## What the exercise asks
Change every "kp-bar" in the entries below to "kp-column" and leave everything else as it is.

## Data for this task
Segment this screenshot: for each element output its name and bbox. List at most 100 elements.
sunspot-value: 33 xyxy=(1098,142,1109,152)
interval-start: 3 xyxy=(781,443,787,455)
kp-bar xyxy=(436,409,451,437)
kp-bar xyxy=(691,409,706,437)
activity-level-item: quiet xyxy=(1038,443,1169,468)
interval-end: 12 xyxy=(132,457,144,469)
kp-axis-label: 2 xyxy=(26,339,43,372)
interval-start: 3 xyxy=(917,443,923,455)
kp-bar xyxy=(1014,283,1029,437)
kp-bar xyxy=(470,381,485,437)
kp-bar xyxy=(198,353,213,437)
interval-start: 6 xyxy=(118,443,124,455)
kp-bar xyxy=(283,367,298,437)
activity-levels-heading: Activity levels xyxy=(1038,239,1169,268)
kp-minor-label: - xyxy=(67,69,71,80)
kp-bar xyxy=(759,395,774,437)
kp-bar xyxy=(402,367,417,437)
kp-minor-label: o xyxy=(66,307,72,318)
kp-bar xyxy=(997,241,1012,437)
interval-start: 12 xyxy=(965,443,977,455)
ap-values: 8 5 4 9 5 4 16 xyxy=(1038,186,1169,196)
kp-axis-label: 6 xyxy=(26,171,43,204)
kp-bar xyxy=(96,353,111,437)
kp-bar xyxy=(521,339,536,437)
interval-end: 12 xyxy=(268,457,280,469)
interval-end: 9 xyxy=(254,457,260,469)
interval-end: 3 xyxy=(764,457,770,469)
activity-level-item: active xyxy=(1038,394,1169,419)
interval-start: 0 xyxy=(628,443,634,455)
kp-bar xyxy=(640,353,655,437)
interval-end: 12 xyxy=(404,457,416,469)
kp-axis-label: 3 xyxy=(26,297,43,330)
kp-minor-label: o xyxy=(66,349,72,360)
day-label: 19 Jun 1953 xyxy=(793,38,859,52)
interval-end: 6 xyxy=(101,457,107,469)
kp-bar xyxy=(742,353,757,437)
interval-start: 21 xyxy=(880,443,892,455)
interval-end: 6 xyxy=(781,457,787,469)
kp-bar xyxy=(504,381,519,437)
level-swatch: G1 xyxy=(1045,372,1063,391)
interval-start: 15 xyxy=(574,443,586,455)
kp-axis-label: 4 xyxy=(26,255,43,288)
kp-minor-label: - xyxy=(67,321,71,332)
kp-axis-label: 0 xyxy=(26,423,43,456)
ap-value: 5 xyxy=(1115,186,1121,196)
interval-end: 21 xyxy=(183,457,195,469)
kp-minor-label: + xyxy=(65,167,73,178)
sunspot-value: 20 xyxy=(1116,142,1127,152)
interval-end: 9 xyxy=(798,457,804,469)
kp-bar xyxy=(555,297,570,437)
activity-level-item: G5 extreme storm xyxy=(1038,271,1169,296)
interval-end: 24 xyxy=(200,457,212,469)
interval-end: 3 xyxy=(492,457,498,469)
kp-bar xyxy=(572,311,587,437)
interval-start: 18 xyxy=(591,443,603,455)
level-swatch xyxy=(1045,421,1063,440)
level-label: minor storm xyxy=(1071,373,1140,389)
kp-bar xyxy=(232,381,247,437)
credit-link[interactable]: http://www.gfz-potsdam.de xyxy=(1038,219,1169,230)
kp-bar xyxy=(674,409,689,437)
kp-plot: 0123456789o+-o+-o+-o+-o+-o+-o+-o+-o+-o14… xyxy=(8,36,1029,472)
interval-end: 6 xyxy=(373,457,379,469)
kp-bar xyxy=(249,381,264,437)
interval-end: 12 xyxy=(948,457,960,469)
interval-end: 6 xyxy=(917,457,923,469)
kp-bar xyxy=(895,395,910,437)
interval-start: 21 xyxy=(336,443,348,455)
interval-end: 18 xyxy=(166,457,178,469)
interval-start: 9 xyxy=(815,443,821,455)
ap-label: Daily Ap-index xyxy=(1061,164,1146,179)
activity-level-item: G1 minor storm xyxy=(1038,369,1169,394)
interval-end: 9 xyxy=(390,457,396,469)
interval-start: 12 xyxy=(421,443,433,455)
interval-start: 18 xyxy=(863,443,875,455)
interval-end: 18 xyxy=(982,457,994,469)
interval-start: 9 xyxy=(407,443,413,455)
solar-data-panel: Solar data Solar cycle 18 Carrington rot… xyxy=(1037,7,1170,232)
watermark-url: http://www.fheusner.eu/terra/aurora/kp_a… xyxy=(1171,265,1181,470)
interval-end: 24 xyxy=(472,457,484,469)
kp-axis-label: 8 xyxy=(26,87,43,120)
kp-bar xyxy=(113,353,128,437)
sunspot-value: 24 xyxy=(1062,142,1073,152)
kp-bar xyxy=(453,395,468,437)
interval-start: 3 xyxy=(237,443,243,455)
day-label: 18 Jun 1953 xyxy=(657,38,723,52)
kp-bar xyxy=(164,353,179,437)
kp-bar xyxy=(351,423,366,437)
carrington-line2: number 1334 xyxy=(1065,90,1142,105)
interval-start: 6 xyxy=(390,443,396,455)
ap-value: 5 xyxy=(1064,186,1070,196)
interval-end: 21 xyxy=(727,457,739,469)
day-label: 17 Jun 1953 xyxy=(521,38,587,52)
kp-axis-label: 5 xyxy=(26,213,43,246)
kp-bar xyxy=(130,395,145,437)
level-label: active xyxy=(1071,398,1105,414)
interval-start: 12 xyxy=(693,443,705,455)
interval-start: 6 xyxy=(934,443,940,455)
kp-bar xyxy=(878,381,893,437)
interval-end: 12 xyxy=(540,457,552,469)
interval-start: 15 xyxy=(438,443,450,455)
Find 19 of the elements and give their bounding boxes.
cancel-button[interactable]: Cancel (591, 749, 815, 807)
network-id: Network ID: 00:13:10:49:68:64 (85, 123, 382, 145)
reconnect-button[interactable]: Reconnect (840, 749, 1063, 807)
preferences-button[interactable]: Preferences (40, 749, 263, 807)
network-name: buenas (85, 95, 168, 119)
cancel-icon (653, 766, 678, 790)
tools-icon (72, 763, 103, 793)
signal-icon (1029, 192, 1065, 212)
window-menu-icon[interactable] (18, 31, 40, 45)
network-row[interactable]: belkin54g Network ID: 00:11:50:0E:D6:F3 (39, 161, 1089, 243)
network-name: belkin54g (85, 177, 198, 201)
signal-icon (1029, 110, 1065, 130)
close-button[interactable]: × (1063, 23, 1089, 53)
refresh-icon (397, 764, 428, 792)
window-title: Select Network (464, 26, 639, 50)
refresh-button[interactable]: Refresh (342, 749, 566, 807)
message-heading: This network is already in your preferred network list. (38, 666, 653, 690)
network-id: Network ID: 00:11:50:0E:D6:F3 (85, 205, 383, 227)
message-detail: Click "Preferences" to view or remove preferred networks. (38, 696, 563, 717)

## Reply to the exercise
Segment this screenshot: for each element output its name and bbox. List at most 100 elements.
sunspot-value: 33 xyxy=(1098,142,1109,152)
interval-start: 3 xyxy=(781,443,787,455)
kp-column xyxy=(436,409,451,437)
kp-column xyxy=(691,409,706,437)
activity-level-item: quiet xyxy=(1038,443,1169,468)
interval-end: 12 xyxy=(132,457,144,469)
kp-axis-label: 2 xyxy=(26,339,43,372)
interval-start: 3 xyxy=(917,443,923,455)
kp-column xyxy=(1014,283,1029,437)
kp-column xyxy=(470,381,485,437)
kp-column xyxy=(198,353,213,437)
interval-start: 6 xyxy=(118,443,124,455)
kp-column xyxy=(283,367,298,437)
activity-levels-heading: Activity levels xyxy=(1038,239,1169,268)
kp-minor-label: - xyxy=(67,69,71,80)
kp-column xyxy=(759,395,774,437)
kp-column xyxy=(402,367,417,437)
kp-minor-label: o xyxy=(66,307,72,318)
kp-column xyxy=(997,241,1012,437)
interval-start: 12 xyxy=(965,443,977,455)
ap-values: 8 5 4 9 5 4 16 xyxy=(1038,186,1169,196)
kp-axis-label: 6 xyxy=(26,171,43,204)
kp-column xyxy=(96,353,111,437)
kp-column xyxy=(521,339,536,437)
interval-end: 12 xyxy=(268,457,280,469)
interval-end: 9 xyxy=(254,457,260,469)
interval-end: 3 xyxy=(764,457,770,469)
activity-level-item: active xyxy=(1038,394,1169,419)
interval-start: 0 xyxy=(628,443,634,455)
kp-column xyxy=(640,353,655,437)
interval-end: 12 xyxy=(404,457,416,469)
kp-axis-label: 3 xyxy=(26,297,43,330)
kp-minor-label: o xyxy=(66,349,72,360)
day-label: 19 Jun 1953 xyxy=(793,38,859,52)
interval-end: 6 xyxy=(101,457,107,469)
kp-column xyxy=(742,353,757,437)
interval-start: 21 xyxy=(880,443,892,455)
interval-end: 6 xyxy=(781,457,787,469)
kp-column xyxy=(504,381,519,437)
level-swatch: G1 xyxy=(1045,372,1063,391)
interval-start: 15 xyxy=(574,443,586,455)
kp-axis-label: 4 xyxy=(26,255,43,288)
kp-minor-label: - xyxy=(67,321,71,332)
kp-axis-label: 0 xyxy=(26,423,43,456)
ap-value: 5 xyxy=(1115,186,1121,196)
interval-end: 21 xyxy=(183,457,195,469)
kp-minor-label: + xyxy=(65,167,73,178)
sunspot-value: 20 xyxy=(1116,142,1127,152)
interval-end: 9 xyxy=(798,457,804,469)
kp-column xyxy=(555,297,570,437)
activity-level-item: G5 extreme storm xyxy=(1038,271,1169,296)
interval-end: 24 xyxy=(200,457,212,469)
interval-end: 3 xyxy=(492,457,498,469)
kp-column xyxy=(572,311,587,437)
interval-start: 18 xyxy=(591,443,603,455)
level-swatch xyxy=(1045,421,1063,440)
level-label: minor storm xyxy=(1071,373,1140,389)
kp-column xyxy=(232,381,247,437)
credit-link[interactable]: http://www.gfz-potsdam.de xyxy=(1038,219,1169,230)
kp-column xyxy=(674,409,689,437)
kp-plot: 0123456789o+-o+-o+-o+-o+-o+-o+-o+-o+-o14… xyxy=(8,36,1029,472)
interval-end: 6 xyxy=(373,457,379,469)
kp-column xyxy=(249,381,264,437)
interval-end: 12 xyxy=(948,457,960,469)
interval-end: 6 xyxy=(917,457,923,469)
kp-column xyxy=(895,395,910,437)
interval-start: 21 xyxy=(336,443,348,455)
interval-end: 18 xyxy=(166,457,178,469)
interval-start: 9 xyxy=(815,443,821,455)
ap-label: Daily Ap-index xyxy=(1061,164,1146,179)
activity-level-item: G1 minor storm xyxy=(1038,369,1169,394)
interval-end: 9 xyxy=(390,457,396,469)
interval-start: 12 xyxy=(421,443,433,455)
interval-start: 18 xyxy=(863,443,875,455)
interval-end: 18 xyxy=(982,457,994,469)
interval-start: 9 xyxy=(407,443,413,455)
solar-data-panel: Solar data Solar cycle 18 Carrington rot… xyxy=(1037,7,1170,232)
watermark-url: http://www.fheusner.eu/terra/aurora/kp_a… xyxy=(1171,265,1181,470)
interval-end: 24 xyxy=(472,457,484,469)
kp-axis-label: 8 xyxy=(26,87,43,120)
kp-column xyxy=(113,353,128,437)
sunspot-value: 24 xyxy=(1062,142,1073,152)
kp-column xyxy=(453,395,468,437)
interval-start: 3 xyxy=(237,443,243,455)
day-label: 18 Jun 1953 xyxy=(657,38,723,52)
kp-column xyxy=(164,353,179,437)
kp-column xyxy=(351,423,366,437)
carrington-line2: number 1334 xyxy=(1065,90,1142,105)
interval-start: 6 xyxy=(390,443,396,455)
ap-value: 5 xyxy=(1064,186,1070,196)
interval-end: 21 xyxy=(727,457,739,469)
day-label: 17 Jun 1953 xyxy=(521,38,587,52)
kp-axis-label: 5 xyxy=(26,213,43,246)
kp-column xyxy=(130,395,145,437)
level-label: active xyxy=(1071,398,1105,414)
interval-start: 12 xyxy=(693,443,705,455)
interval-start: 6 xyxy=(934,443,940,455)
kp-column xyxy=(878,381,893,437)
interval-end: 12 xyxy=(540,457,552,469)
interval-start: 15 xyxy=(438,443,450,455)
Find 19 of the elements and give their bounding boxes.
cancel-button[interactable]: Cancel (591, 749, 815, 807)
network-id: Network ID: 00:13:10:49:68:64 (85, 123, 382, 145)
reconnect-button[interactable]: Reconnect (840, 749, 1063, 807)
preferences-button[interactable]: Preferences (40, 749, 263, 807)
network-name: buenas (85, 95, 168, 119)
cancel-icon (653, 766, 678, 790)
tools-icon (72, 763, 103, 793)
signal-icon (1029, 192, 1065, 212)
window-menu-icon[interactable] (18, 31, 40, 45)
network-row[interactable]: belkin54g Network ID: 00:11:50:0E:D6:F3 (39, 161, 1089, 243)
network-name: belkin54g (85, 177, 198, 201)
signal-icon (1029, 110, 1065, 130)
close-button[interactable]: × (1063, 23, 1089, 53)
refresh-icon (397, 764, 428, 792)
window-title: Select Network (464, 26, 639, 50)
refresh-button[interactable]: Refresh (342, 749, 566, 807)
message-heading: This network is already in your preferred network list. (38, 666, 653, 690)
network-id: Network ID: 00:11:50:0E:D6:F3 (85, 205, 383, 227)
message-detail: Click "Preferences" to view or remove preferred networks. (38, 696, 563, 717)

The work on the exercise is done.